* The exercise: Please quote every line word for word.

* Data lines:

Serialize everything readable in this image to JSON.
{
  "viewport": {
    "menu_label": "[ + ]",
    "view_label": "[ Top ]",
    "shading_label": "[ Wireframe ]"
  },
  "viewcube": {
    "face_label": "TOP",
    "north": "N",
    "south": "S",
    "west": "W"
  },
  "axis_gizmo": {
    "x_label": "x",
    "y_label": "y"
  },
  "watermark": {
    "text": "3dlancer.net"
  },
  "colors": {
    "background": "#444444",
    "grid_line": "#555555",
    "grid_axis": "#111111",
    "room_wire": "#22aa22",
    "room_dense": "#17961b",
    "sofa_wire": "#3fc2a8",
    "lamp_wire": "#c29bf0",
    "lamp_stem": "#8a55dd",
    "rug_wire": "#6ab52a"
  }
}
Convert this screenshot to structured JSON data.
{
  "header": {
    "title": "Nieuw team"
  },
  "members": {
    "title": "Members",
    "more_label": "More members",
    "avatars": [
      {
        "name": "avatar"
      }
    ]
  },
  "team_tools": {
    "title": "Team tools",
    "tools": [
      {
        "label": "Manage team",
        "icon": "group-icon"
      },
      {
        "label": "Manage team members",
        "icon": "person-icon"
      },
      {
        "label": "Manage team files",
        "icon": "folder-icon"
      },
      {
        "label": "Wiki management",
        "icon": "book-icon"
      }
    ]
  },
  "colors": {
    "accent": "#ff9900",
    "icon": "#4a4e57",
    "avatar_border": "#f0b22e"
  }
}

* Exercise response:
Serialize everything readable in this image to JSON.
{
  "viewport": {
    "menu_label": "[ + ]",
    "view_label": "[ Top ]",
    "shading_label": "[ Wireframe ]"
  },
  "viewcube": {
    "face_label": "TOP",
    "north": "N",
    "south": "S",
    "west": "W"
  },
  "axis_gizmo": {
    "x_label": "x",
    "y_label": "y"
  },
  "watermark": {
    "text": "3dlancer.net"
  },
  "colors": {
    "background": "#444444",
    "grid_line": "#555555",
    "grid_axis": "#111111",
    "room_wire": "#22aa22",
    "room_dense": "#17961b",
    "sofa_wire": "#3fc2a8",
    "lamp_wire": "#c29bf0",
    "lamp_stem": "#8a55dd",
    "rug_wire": "#6ab52a"
  }
}
Convert this screenshot to structured JSON data.
{
  "header": {
    "title": "Nieuw team"
  },
  "members": {
    "title": "Members",
    "more_label": "More members",
    "avatars": [
      {
        "name": "avatar"
      }
    ]
  },
  "team_tools": {
    "title": "Team tools",
    "tools": [
      {
        "label": "Manage team",
        "icon": "group-icon"
      },
      {
        "label": "Manage team members",
        "icon": "person-icon"
      },
      {
        "label": "Manage team files",
        "icon": "folder-icon"
      },
      {
        "label": "Wiki management",
        "icon": "book-icon"
      }
    ]
  },
  "colors": {
    "accent": "#ff9900",
    "icon": "#4a4e57",
    "avatar_border": "#f0b22e"
  }
}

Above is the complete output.